====== Data provided ======
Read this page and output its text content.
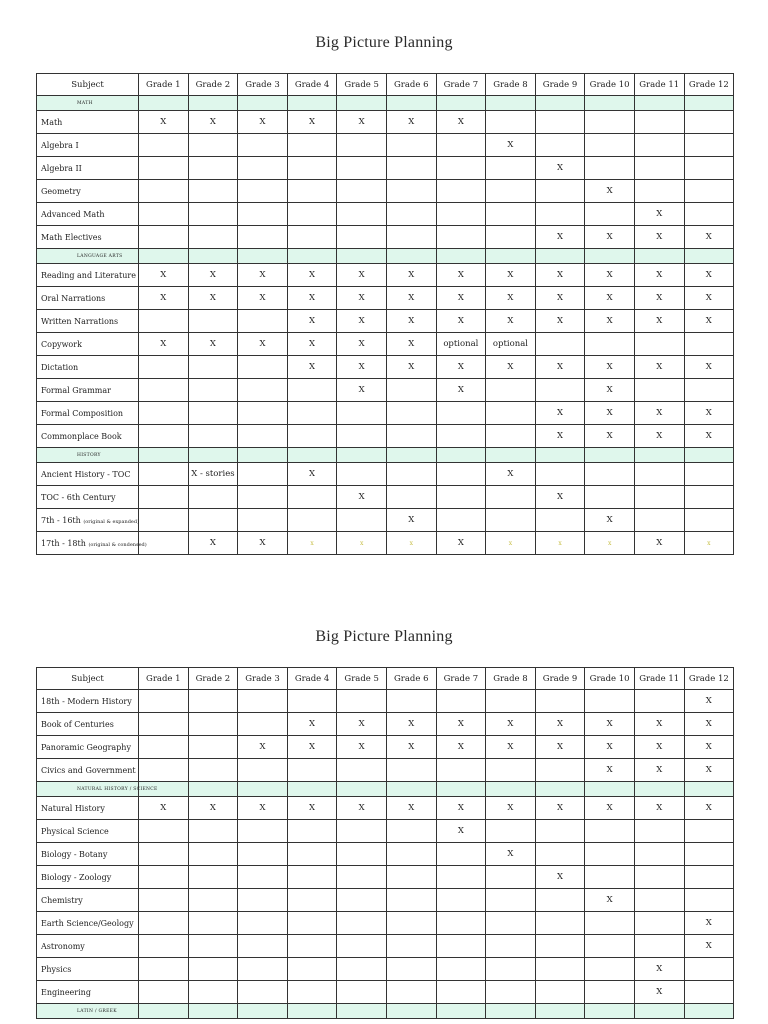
Big Picture Planning
Subject	Grade 1	Grade 2	Grade 3	Grade 4	Grade 5	Grade 6	Grade 7	Grade 8	Grade 9	Grade 10	Grade 11	Grade 12
MATH												
Math	X	X	X	X	X	X	X					
Algebra I								X				
Algebra II									X			
Geometry										X		
Advanced Math											X	
Math Electives									X	X	X	X
LANGUAGE ARTS												
Reading and Literature	X	X	X	X	X	X	X	X	X	X	X	X
Oral Narrations	X	X	X	X	X	X	X	X	X	X	X	X
Written Narrations				X	X	X	X	X	X	X	X	X
Copywork	X	X	X	X	X	X	optional	optional				
Dictation				X	X	X	X	X	X	X	X	X
Formal Grammar					X		X			X		
Formal Composition									X	X	X	X
Commonplace Book									X	X	X	X
HISTORY												
Ancient History - TOC		X - stories		X				X				
TOC - 6th Century					X				X			
7th - 16th (original & expanded)						X				X		
17th - 18th (original & condensed)		X	X	x	x	x	X	x	x	x	X	x
Big Picture Planning
Subject	Grade 1	Grade 2	Grade 3	Grade 4	Grade 5	Grade 6	Grade 7	Grade 8	Grade 9	Grade 10	Grade 11	Grade 12
18th - Modern History												X
Book of Centuries				X	X	X	X	X	X	X	X	X
Panoramic Geography			X	X	X	X	X	X	X	X	X	X
Civics and Government										X	X	X
NATURAL HISTORY / SCIENCE												
Natural History	X	X	X	X	X	X	X	X	X	X	X	X
Physical Science							X					
Biology - Botany								X				
Biology - Zoology									X			
Chemistry										X		
Earth Science/Geology												X
Astronomy												X
Physics											X	
Engineering											X	
LATIN / GREEK												
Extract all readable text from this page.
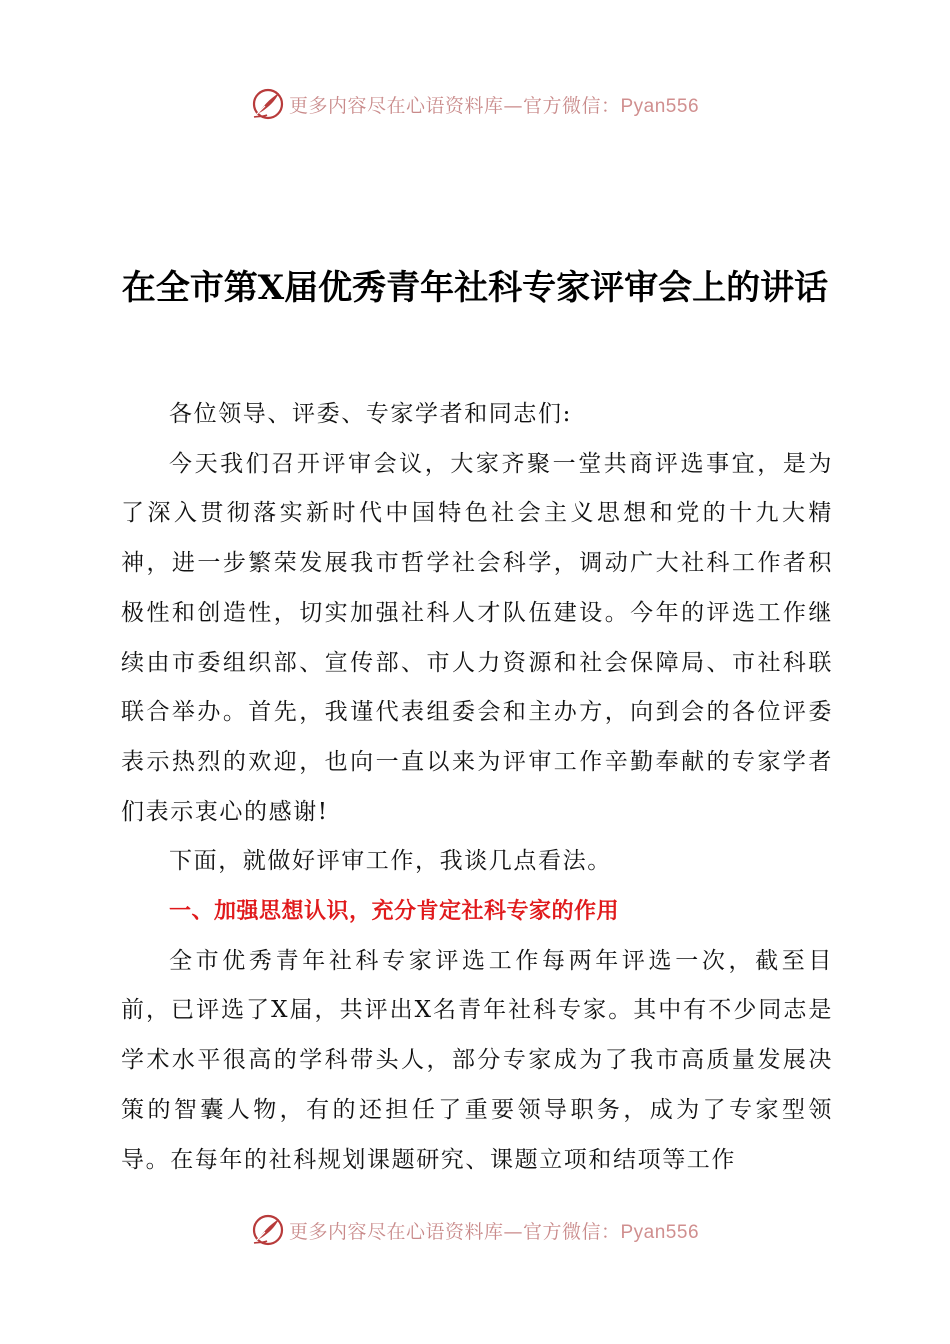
更多内容尽在心语资料库—官方微信：Pyan556
在全市第X届优秀青年社科专家评审会上的讲话

各位领导、评委、专家学者和同志们:

今天我们召开评审会议，大家齐聚一堂共商评选事宜，是为了深入贯彻落实新时代中国特色社会主义思想和党的十九大精神，进一步繁荣发展我市哲学社会科学，调动广大社科工作者积极性和创造性，切实加强社科人才队伍建设。今年的评选工作继续由市委组织部、宣传部、市人力资源和社会保障局、市社科联联合举办。首先，我谨代表组委会和主办方，向到会的各位评委表示热烈的欢迎，也向一直以来为评审工作辛勤奉献的专家学者们表示衷心的感谢!

下面，就做好评审工作，我谈几点看法。

一、加强思想认识，充分肯定社科专家的作用

全市优秀青年社科专家评选工作每两年评选一次，截至目前，已评选了X届，共评出X名青年社科专家。其中有不少同志是学术水平很高的学科带头人，部分专家成为了我市高质量发展决策的智囊人物，有的还担任了重要领导职务，成为了专家型领导。在每年的社科规划课题研究、课题立项和结项等工作

更多内容尽在心语资料库—官方微信：Pyan556
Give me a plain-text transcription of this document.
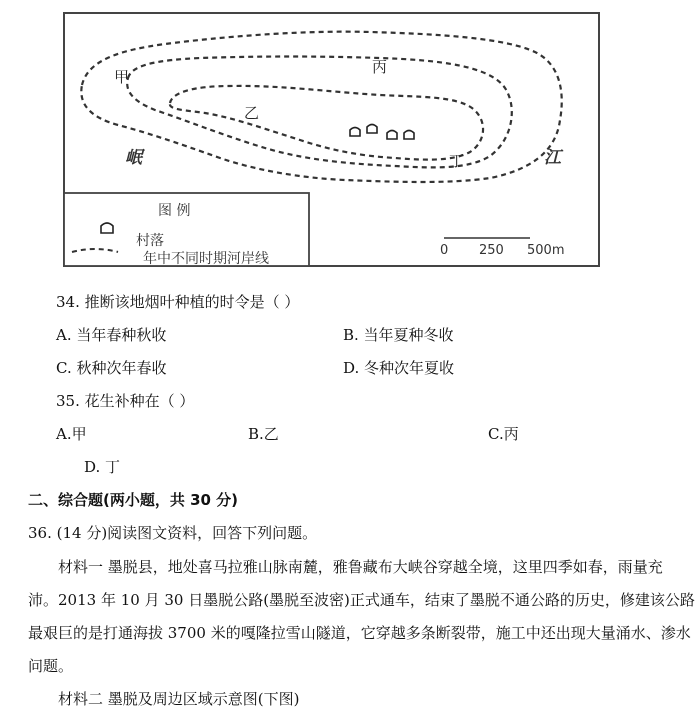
甲
乙
丙
丁
岷	江
图 例
村落
年中不同时期河岸线
0 250 500m
34. 推断该地烟叶种植的时令是（ ）
A. 当年春种秋收	B. 当年夏种冬收
C. 秋种次年春收	D. 冬种次年夏收
35. 花生补种在（ ）
A.甲	B.乙	C.丙
D. 丁
二、综合题(两小题，共 30 分)
36. (14 分)阅读图文资料，回答下列问题。
材料一 墨脱县，地处喜马拉雅山脉南麓，雅鲁藏布大峡谷穿越全境，这里四季如春，雨量充
沛。2013 年 10 月 30 日墨脱公路(墨脱至波密)正式通车，结束了墨脱不通公路的历史，修建该公路
最艰巨的是打通海拔 3700 米的嘎隆拉雪山隧道，它穿越多条断裂带，施工中还出现大量涌水、渗水
问题。
材料二 墨脱及周边区域示意图(下图)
======
# Challenge
Among the lines of the data, identify those with the word "this". Copy each of them.

# Output of the exercise
Read this page and output its text content.
Extract all readable text from this page.
Give me a plain-text transcription of this document.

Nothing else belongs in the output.